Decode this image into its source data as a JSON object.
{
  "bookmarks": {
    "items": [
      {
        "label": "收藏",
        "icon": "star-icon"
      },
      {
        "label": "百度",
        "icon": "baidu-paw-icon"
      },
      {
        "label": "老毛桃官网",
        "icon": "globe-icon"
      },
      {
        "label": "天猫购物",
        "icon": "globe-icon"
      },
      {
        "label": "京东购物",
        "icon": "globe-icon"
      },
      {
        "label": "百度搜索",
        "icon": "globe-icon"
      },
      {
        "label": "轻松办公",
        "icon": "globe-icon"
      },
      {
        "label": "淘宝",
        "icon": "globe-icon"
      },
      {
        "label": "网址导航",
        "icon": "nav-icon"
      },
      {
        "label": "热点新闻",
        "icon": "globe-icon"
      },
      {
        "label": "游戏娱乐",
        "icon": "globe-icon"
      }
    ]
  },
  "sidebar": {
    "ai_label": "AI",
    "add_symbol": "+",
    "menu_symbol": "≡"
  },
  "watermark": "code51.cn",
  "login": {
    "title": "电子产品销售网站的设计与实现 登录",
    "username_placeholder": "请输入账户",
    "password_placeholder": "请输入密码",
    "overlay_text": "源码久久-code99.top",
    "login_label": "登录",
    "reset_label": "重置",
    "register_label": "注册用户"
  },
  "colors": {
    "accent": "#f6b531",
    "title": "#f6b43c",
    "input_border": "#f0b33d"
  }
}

┄┄┄┄┄┄┄┄┄┄┄┄┄┄┄┄┄┄┄┄

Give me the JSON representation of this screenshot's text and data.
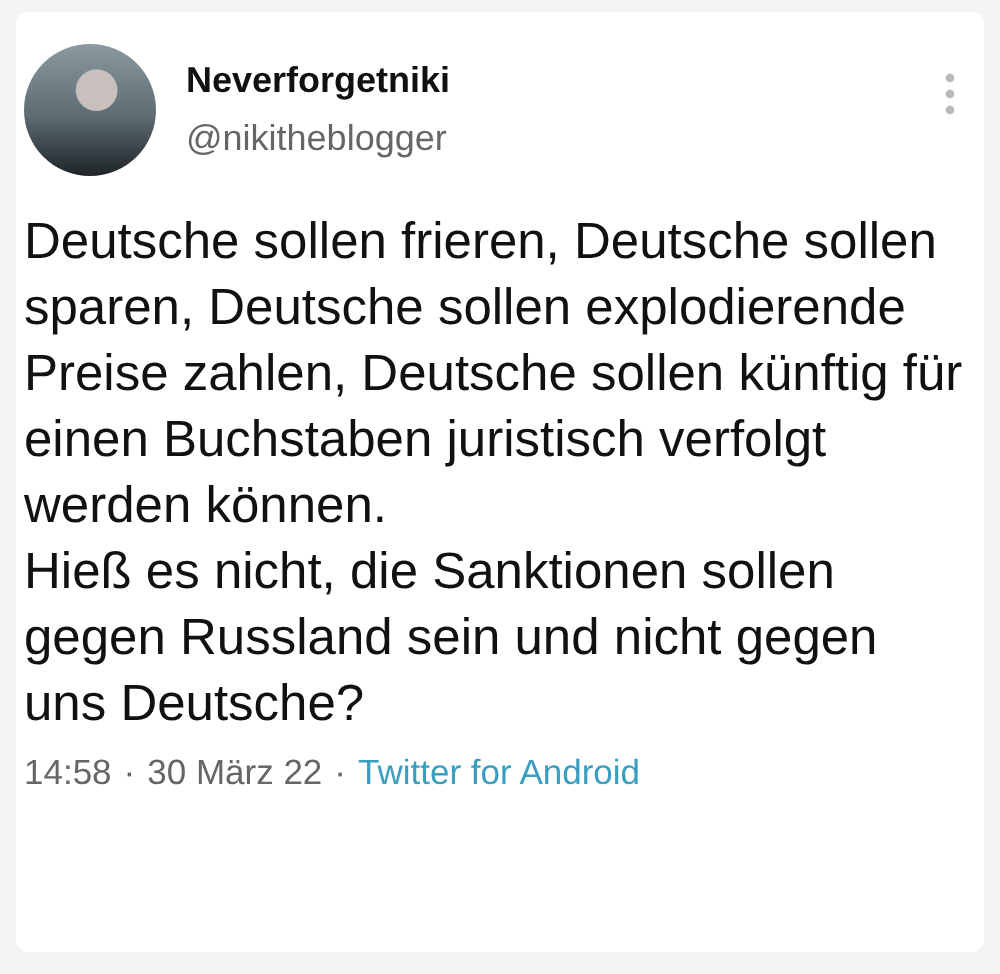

┄┄┄┄┄┄┄┄┄┄┄┄┄┄┄┄┄┄┄┄

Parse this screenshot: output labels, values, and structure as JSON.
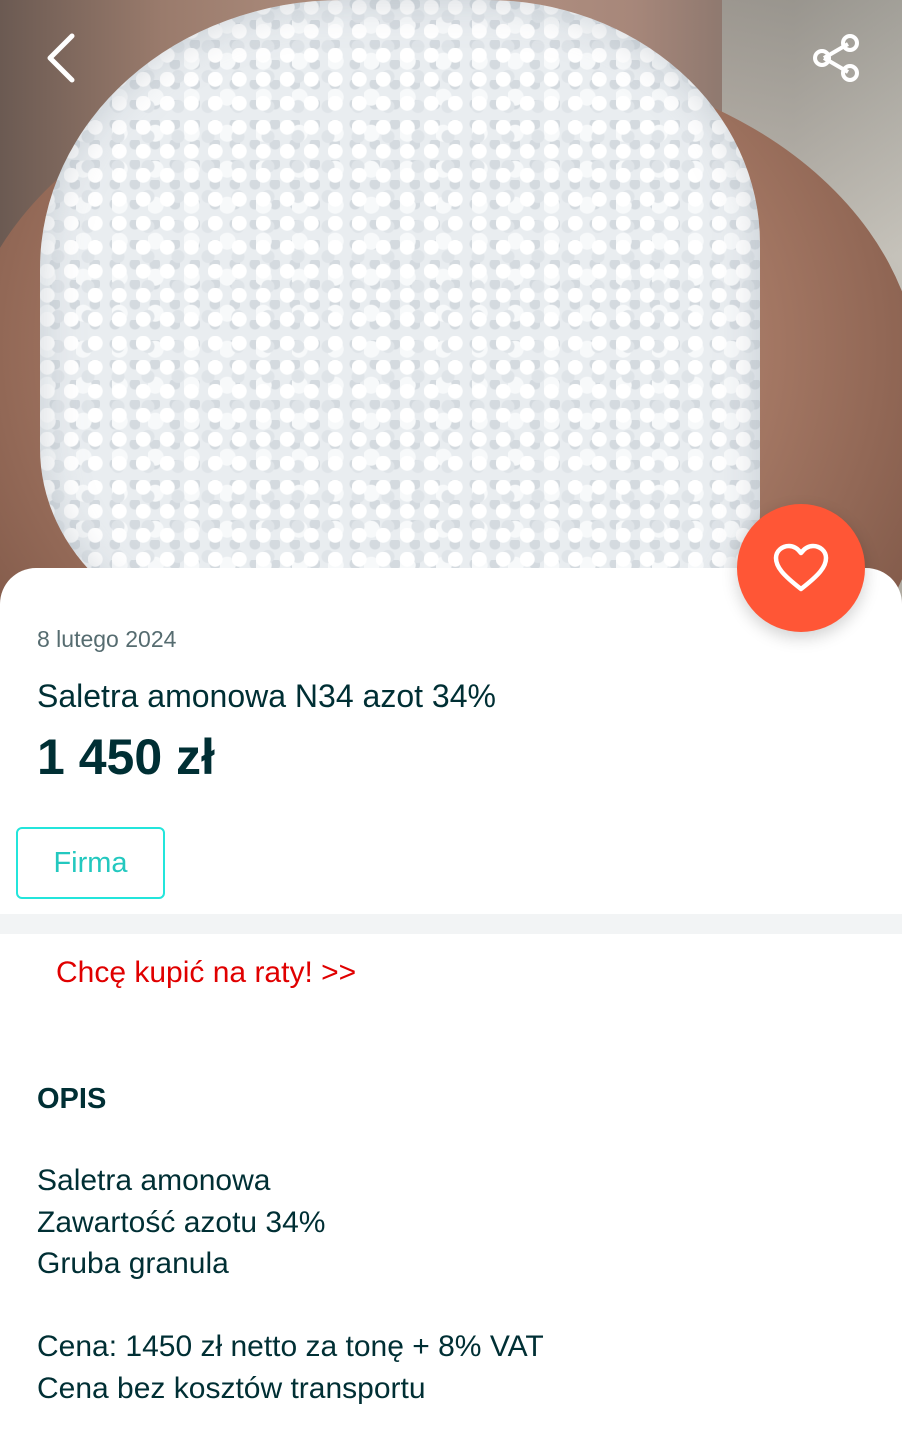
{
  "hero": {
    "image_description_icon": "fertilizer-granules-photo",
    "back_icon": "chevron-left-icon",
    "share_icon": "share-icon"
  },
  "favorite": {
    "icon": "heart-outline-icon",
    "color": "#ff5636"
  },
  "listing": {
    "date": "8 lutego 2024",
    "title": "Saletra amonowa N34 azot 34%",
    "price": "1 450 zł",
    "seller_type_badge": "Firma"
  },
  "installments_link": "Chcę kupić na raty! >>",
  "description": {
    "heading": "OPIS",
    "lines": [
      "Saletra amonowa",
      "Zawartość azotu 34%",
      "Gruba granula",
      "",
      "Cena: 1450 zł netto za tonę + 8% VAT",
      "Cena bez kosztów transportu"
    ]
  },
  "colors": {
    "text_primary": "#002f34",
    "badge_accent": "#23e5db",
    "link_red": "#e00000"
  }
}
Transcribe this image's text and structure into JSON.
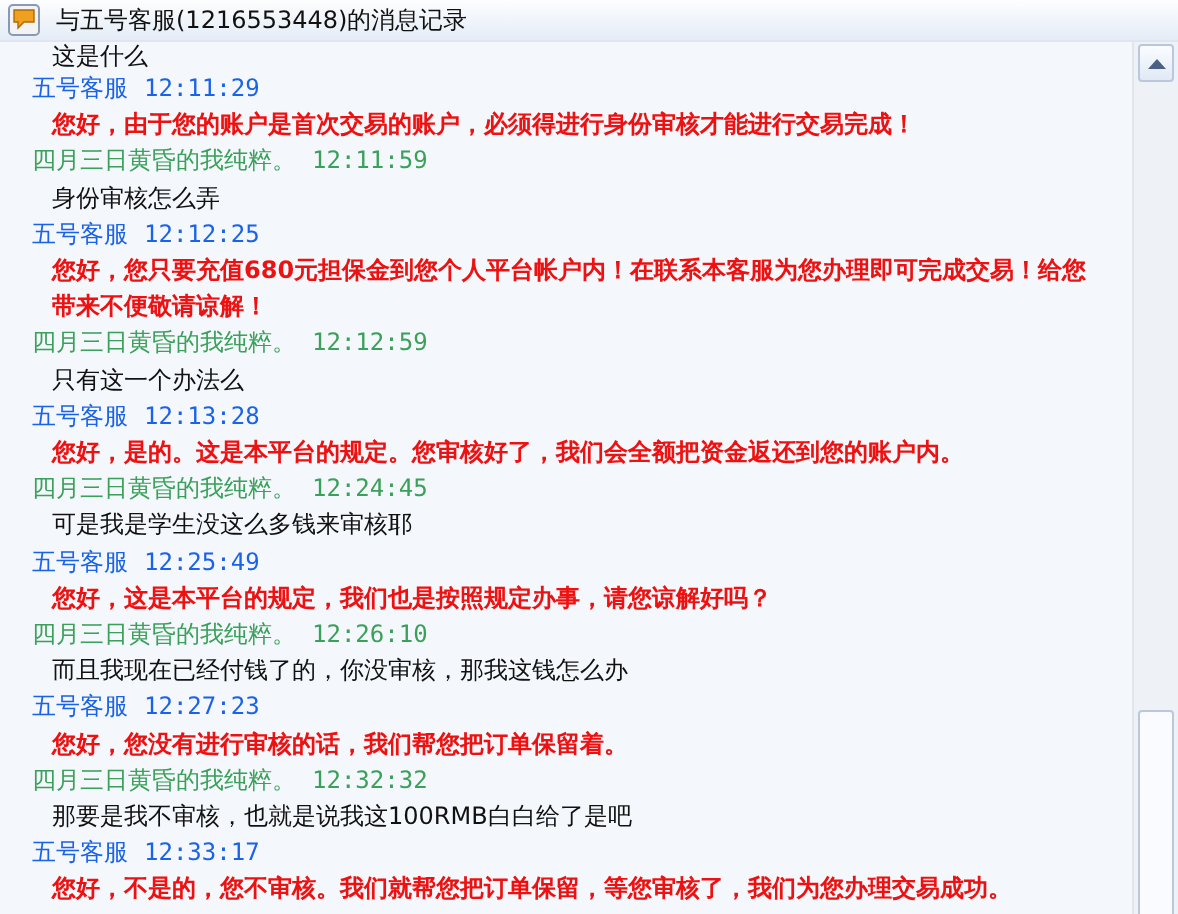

┄┄┄┄┄┄┄┄┄┄┄┄┄┄┄┄┄┄┄┄

Only the lines starting at the line with "Parse this screenshot: output" and ending at the line with "Transcribe this image's" should be printed again, exactly and with both ends kept; omit the pictures.

Parse this screenshot: output labels, values, and structure as JSON.
{
  "hero": {
    "image_description_icon": "fertilizer-granules-photo",
    "back_icon": "chevron-left-icon",
    "share_icon": "share-icon"
  },
  "favorite": {
    "icon": "heart-outline-icon",
    "color": "#ff5636"
  },
  "listing": {
    "date": "8 lutego 2024",
    "title": "Saletra amonowa N34 azot 34%",
    "price": "1 450 zł",
    "seller_type_badge": "Firma"
  },
  "installments_link": "Chcę kupić na raty! >>",
  "description": {
    "heading": "OPIS",
    "lines": [
      "Saletra amonowa",
      "Zawartość azotu 34%",
      "Gruba granula",
      "",
      "Cena: 1450 zł netto za tonę + 8% VAT",
      "Cena bez kosztów transportu"
    ]
  },
  "colors": {
    "text_primary": "#002f34",
    "badge_accent": "#23e5db",
    "link_red": "#e00000"
  }
}
Transcribe this image's text and structure into JSON.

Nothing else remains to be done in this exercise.